> Your goal: Each line that holds the word "direct" should be returned.

(Structured figure records)

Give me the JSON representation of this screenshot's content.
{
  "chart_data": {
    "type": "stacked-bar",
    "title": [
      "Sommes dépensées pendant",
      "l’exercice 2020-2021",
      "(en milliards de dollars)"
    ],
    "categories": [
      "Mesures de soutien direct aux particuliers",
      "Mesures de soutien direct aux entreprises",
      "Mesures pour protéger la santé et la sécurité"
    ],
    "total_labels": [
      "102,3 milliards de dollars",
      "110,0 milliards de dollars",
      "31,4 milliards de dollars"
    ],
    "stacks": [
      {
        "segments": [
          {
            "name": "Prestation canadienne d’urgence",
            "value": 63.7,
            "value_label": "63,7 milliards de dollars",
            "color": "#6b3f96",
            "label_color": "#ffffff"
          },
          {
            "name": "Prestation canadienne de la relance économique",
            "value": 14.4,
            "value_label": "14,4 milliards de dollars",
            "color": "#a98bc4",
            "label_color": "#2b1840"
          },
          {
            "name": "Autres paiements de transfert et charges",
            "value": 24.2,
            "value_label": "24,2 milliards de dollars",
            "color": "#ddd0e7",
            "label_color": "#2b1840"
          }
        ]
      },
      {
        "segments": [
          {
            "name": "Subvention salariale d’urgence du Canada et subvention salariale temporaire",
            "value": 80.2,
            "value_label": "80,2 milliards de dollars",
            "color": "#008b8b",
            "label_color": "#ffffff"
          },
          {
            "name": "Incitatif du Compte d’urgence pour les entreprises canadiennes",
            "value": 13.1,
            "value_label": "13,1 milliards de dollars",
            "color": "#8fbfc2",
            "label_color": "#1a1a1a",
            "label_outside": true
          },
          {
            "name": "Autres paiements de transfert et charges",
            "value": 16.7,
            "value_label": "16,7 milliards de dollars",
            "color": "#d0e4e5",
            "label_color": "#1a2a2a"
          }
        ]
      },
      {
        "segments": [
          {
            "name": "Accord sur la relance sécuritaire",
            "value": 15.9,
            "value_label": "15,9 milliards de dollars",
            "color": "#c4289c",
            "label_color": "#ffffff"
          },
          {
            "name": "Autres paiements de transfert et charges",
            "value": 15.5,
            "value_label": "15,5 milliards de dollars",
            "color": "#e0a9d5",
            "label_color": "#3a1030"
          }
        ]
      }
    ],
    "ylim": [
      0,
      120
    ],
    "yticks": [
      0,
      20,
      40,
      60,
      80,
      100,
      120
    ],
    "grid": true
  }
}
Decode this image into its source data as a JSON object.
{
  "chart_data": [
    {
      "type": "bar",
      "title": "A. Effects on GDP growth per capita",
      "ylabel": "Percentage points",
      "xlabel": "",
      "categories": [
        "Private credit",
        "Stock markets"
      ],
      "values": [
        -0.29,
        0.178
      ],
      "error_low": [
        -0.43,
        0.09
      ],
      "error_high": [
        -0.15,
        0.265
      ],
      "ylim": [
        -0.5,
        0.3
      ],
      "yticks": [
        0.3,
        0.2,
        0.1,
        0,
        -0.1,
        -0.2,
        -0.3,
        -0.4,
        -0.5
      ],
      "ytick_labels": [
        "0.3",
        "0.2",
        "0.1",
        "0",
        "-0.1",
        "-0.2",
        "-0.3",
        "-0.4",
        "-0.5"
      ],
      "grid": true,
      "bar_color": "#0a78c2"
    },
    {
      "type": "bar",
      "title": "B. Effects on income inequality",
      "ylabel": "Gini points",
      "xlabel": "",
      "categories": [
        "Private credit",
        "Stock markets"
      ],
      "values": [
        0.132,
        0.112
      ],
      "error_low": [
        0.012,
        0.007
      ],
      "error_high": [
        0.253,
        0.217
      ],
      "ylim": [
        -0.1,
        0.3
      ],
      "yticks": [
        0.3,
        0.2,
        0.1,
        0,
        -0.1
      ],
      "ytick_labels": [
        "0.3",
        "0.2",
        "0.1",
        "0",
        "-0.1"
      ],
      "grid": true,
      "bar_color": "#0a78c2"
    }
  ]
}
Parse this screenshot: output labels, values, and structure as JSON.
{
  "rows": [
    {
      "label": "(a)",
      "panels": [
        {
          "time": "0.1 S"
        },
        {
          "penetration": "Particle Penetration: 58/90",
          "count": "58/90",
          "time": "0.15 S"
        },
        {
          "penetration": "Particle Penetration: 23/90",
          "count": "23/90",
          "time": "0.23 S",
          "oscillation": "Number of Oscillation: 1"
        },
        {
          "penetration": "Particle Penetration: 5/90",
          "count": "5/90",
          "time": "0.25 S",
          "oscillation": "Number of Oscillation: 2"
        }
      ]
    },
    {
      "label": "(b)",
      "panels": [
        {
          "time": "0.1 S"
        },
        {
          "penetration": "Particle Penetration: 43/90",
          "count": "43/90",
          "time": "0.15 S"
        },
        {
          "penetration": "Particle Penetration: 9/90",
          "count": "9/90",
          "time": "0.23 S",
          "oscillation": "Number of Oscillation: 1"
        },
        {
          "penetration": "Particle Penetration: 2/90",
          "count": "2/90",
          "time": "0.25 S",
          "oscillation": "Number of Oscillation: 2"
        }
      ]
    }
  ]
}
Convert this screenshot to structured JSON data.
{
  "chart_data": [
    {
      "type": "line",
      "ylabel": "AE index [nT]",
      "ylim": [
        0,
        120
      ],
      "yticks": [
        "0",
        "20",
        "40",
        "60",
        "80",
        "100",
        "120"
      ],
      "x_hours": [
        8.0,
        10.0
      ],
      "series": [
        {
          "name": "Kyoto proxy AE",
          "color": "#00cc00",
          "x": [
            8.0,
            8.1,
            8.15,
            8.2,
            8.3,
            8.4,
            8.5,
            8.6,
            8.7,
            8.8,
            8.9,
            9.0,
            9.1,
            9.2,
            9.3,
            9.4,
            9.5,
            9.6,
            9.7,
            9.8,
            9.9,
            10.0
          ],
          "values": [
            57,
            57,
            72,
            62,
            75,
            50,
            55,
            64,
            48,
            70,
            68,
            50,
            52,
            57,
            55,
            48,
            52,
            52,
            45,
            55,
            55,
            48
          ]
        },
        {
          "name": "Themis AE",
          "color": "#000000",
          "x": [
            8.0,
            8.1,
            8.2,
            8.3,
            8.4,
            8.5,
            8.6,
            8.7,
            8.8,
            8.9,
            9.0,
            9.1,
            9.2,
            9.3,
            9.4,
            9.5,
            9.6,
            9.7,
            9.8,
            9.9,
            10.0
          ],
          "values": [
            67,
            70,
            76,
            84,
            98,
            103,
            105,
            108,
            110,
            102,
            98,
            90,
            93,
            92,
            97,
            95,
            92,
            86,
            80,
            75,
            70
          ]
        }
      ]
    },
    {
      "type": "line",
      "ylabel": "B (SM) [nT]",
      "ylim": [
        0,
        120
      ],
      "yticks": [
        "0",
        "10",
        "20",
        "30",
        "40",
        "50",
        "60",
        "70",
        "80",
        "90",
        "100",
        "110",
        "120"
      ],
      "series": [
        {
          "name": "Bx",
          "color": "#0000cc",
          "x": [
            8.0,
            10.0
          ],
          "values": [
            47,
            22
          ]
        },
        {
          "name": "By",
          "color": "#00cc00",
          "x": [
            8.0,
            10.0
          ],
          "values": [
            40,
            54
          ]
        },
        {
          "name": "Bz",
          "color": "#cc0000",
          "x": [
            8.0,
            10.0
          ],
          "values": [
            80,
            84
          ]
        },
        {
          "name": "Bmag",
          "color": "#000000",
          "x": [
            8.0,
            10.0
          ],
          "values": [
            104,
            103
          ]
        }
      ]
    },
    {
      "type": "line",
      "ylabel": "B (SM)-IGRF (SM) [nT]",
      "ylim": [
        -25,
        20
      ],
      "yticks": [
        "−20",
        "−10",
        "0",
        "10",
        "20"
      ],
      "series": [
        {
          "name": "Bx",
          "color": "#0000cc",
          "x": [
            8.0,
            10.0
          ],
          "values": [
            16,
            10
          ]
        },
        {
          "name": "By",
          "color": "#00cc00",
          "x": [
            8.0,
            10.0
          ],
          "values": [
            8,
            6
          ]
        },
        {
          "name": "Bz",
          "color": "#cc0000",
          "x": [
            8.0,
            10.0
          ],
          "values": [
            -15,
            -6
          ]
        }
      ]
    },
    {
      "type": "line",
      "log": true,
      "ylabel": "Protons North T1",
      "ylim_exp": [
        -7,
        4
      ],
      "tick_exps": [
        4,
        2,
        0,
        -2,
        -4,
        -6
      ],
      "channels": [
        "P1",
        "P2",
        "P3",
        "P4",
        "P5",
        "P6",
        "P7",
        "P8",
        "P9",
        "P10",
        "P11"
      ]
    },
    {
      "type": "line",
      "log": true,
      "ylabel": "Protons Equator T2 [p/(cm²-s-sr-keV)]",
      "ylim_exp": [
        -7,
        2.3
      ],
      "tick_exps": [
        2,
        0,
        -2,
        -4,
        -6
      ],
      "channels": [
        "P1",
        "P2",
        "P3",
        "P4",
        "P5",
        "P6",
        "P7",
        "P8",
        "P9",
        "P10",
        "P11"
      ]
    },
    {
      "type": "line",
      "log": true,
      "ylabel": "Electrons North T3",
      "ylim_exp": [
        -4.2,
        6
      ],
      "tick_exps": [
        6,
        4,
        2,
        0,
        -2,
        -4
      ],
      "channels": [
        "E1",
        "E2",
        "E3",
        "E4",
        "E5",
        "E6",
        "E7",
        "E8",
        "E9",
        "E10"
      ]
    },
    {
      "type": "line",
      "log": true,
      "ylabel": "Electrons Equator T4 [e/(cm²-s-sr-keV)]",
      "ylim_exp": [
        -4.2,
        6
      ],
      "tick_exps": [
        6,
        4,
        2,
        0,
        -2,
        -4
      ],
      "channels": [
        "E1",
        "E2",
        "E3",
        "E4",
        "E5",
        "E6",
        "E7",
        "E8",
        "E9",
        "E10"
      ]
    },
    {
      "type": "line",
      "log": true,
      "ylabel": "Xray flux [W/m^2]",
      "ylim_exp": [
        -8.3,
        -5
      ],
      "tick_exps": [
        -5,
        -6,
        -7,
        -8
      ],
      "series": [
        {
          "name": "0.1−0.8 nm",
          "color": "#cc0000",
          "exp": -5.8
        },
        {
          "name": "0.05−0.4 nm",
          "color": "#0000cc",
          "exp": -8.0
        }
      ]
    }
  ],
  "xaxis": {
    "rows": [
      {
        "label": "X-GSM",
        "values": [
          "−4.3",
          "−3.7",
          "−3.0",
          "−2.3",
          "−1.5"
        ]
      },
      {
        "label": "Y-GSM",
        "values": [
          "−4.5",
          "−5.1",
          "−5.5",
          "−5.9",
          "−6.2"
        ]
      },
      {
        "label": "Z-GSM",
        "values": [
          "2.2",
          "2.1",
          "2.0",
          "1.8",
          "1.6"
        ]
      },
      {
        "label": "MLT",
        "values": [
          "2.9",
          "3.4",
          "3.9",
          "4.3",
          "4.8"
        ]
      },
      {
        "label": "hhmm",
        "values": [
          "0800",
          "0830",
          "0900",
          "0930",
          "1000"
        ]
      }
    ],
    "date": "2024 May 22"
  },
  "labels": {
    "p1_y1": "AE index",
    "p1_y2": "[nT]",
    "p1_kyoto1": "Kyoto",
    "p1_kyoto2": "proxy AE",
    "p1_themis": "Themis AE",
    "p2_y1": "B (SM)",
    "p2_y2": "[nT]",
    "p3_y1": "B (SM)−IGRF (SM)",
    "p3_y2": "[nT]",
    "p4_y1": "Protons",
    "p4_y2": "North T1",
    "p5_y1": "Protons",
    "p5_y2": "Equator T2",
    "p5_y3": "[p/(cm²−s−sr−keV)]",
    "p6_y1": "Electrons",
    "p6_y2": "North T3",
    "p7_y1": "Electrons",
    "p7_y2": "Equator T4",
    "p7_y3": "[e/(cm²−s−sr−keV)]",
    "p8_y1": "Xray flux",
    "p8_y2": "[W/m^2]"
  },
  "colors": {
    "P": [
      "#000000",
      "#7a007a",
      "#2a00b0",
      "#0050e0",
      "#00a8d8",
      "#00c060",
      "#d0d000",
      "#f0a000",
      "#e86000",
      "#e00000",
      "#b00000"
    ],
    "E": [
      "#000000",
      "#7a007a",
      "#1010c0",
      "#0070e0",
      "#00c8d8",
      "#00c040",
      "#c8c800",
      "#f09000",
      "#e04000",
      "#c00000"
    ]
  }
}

> Response:
      "Mesures de soutien direct aux particuliers",
      "Mesures de soutien direct aux entreprises",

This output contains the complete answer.